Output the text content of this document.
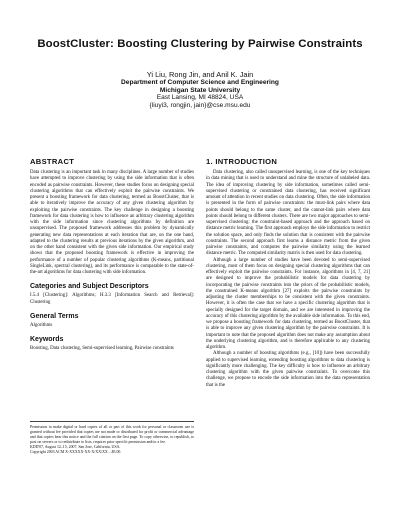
BoostCluster: Boosting Clustering by Pairwise Constraints
Yi Liu, Rong Jin, and Anil K. Jain
Department of Computer Science and Engineering
Michigan State University
East Lansing, MI 48824, USA
{liuyi3, rongjin, jain}@cse.msu.edu
ABSTRACT

Data clustering is an important task in many disciplines. A large number of studies have attempted to improve clustering by using the side information that is often encoded as pairwise constraints. However, these studies focus on designing special clustering algorithms that can effectively exploit the pairwise constraints. We present a boosting framework for data clustering, termed as BoostCluster, that is able to iteratively improve the accuracy of any given clustering algorithm by exploiting the pairwise constraints. The key challenge in designing a boosting framework for data clustering is how to influence an arbitrary clustering algorithm with the side information since clustering algorithms by definition are unsupervised. The proposed framework addresses this problem by dynamically generating new data representations at each iteration that are, on the one hand, adapted to the clustering results at previous iterations by the given algorithm, and on the other hand consistent with the given side information. Our empirical study shows that the proposed boosting framework is effective in improving the performance of a number of popular clustering algorithms (K-means, partitional SingleLink, spectral clustering), and its performance is comparable to the state-of-the-art algorithms for data clustering with side information.

Categories and Subject Descriptors

I.5.4 [Clustering]: Algorithms; H.3.3 [Information Search and Retrieval]: Clustering

General Terms

Algorithms

Keywords

Boosting, Data clustering, Semi-supervised learning, Pairwise constraints

Permission to make digital or hard copies of all or part of this work for personal or classroom use is granted without fee provided that copies are not made or distributed for profit or commercial advantage and that copies bear this notice and the full citation on the first page. To copy otherwise, to republish, to post on servers or to redistribute to lists, requires prior specific permission and/or a fee.

KDD'07, August 12–15, 2007, San Jose, California, USA.

Copyright 2003 ACM X-XXXXX-XX-X/XX/XX ...$5.00.

1. INTRODUCTION

Data clustering, also called unsupervised learning, is one of the key techniques in data mining that is used to understand and mine the structure of unlabeled data. The idea of improving clustering by side information, sometimes called semi-supervised clustering or constrained data clustering, has received significant amount of attention in recent studies on data clustering. Often, the side information is presented in the form of pairwise constraints: the must-link pairs where data points should belong to the same cluster, and the cannot-link pairs where data points should belong to different clusters. There are two major approaches to semi-supervised clustering: the constraint-based approach and the approach based on distance metric learning. The first approach employs the side information to restrict the solution space, and only finds the solution that is consistent with the pairwise constraints. The second approach first learns a distance metric from the given pairwise constraints, and computes the pairwise similarity using the learned distance metric. The computed similarity matrix is then used for data clustering.

Although a large number of studies have been devoted to semi-supervised clustering, most of them focus on designing special clustering algorithms that can effectively exploit the pairwise constraints. For instance, algorithms in [4, 7, 21] are designed to improve the probabilistic models for data clustering by incorporating the pairwise constraints into the priors of the probabilistic models, the constrained K-means algorithm [27] exploits the pairwise constraints by adjusting the cluster memberships to be consistent with the given constraints. However, it is often the case that we have a specific clustering algorithm that is specially designed for the target domain, and we are interested in improving the accuracy of this clustering algorithm by the available side information. To this end, we propose a boosting framework for data clustering, termed as BoostCluster, that is able to improve any given clustering algorithm by the pairwise constraints. It is important to note that the proposed algorithm does not make any assumption about the underlying clustering algorithm, and is therefore applicable to any clustering algorithm.

Although a number of boosting algorithms (e.g., [10]) have been successfully applied to supervised learning, extending boosting algorithms to data clustering is significantly more challenging. The key difficulty is how to influence an arbitrary clustering algorithm with the given pairwise constraints. To overcome this challenge, we propose to encode the side information into the data representation that is the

### Required task
Print out the whole of the material word for word, without pictures.

### Solution to this exercise
Output the text content of this document.
BoostCluster: Boosting Clustering by Pairwise Constraints
Yi Liu, Rong Jin, and Anil K. Jain
Department of Computer Science and Engineering
Michigan State University
East Lansing, MI 48824, USA
{liuyi3, rongjin, jain}@cse.msu.edu
ABSTRACT

Data clustering is an important task in many disciplines. A large number of studies have attempted to improve clustering by using the side information that is often encoded as pairwise constraints. However, these studies focus on designing special clustering algorithms that can effectively exploit the pairwise constraints. We present a boosting framework for data clustering, termed as BoostCluster, that is able to iteratively improve the accuracy of any given clustering algorithm by exploiting the pairwise constraints. The key challenge in designing a boosting framework for data clustering is how to influence an arbitrary clustering algorithm with the side information since clustering algorithms by definition are unsupervised. The proposed framework addresses this problem by dynamically generating new data representations at each iteration that are, on the one hand, adapted to the clustering results at previous iterations by the given algorithm, and on the other hand consistent with the given side information. Our empirical study shows that the proposed boosting framework is effective in improving the performance of a number of popular clustering algorithms (K-means, partitional SingleLink, spectral clustering), and its performance is comparable to the state-of-the-art algorithms for data clustering with side information.

Categories and Subject Descriptors

I.5.4 [Clustering]: Algorithms; H.3.3 [Information Search and Retrieval]: Clustering

General Terms

Algorithms

Keywords

Boosting, Data clustering, Semi-supervised learning, Pairwise constraints

Permission to make digital or hard copies of all or part of this work for personal or classroom use is granted without fee provided that copies are not made or distributed for profit or commercial advantage and that copies bear this notice and the full citation on the first page. To copy otherwise, to republish, to post on servers or to redistribute to lists, requires prior specific permission and/or a fee.

KDD'07, August 12–15, 2007, San Jose, California, USA.

Copyright 2003 ACM X-XXXXX-XX-X/XX/XX ...$5.00.

1. INTRODUCTION

Data clustering, also called unsupervised learning, is one of the key techniques in data mining that is used to understand and mine the structure of unlabeled data. The idea of improving clustering by side information, sometimes called semi-supervised clustering or constrained data clustering, has received significant amount of attention in recent studies on data clustering. Often, the side information is presented in the form of pairwise constraints: the must-link pairs where data points should belong to the same cluster, and the cannot-link pairs where data points should belong to different clusters. There are two major approaches to semi-supervised clustering: the constraint-based approach and the approach based on distance metric learning. The first approach employs the side information to restrict the solution space, and only finds the solution that is consistent with the pairwise constraints. The second approach first learns a distance metric from the given pairwise constraints, and computes the pairwise similarity using the learned distance metric. The computed similarity matrix is then used for data clustering.

Although a large number of studies have been devoted to semi-supervised clustering, most of them focus on designing special clustering algorithms that can effectively exploit the pairwise constraints. For instance, algorithms in [4, 7, 21] are designed to improve the probabilistic models for data clustering by incorporating the pairwise constraints into the priors of the probabilistic models, the constrained K-means algorithm [27] exploits the pairwise constraints by adjusting the cluster memberships to be consistent with the given constraints. However, it is often the case that we have a specific clustering algorithm that is specially designed for the target domain, and we are interested in improving the accuracy of this clustering algorithm by the available side information. To this end, we propose a boosting framework for data clustering, termed as BoostCluster, that is able to improve any given clustering algorithm by the pairwise constraints. It is important to note that the proposed algorithm does not make any assumption about the underlying clustering algorithm, and is therefore applicable to any clustering algorithm.

Although a number of boosting algorithms (e.g., [10]) have been successfully applied to supervised learning, extending boosting algorithms to data clustering is significantly more challenging. The key difficulty is how to influence an arbitrary clustering algorithm with the given pairwise constraints. To overcome this challenge, we propose to encode the side information into the data representation that is the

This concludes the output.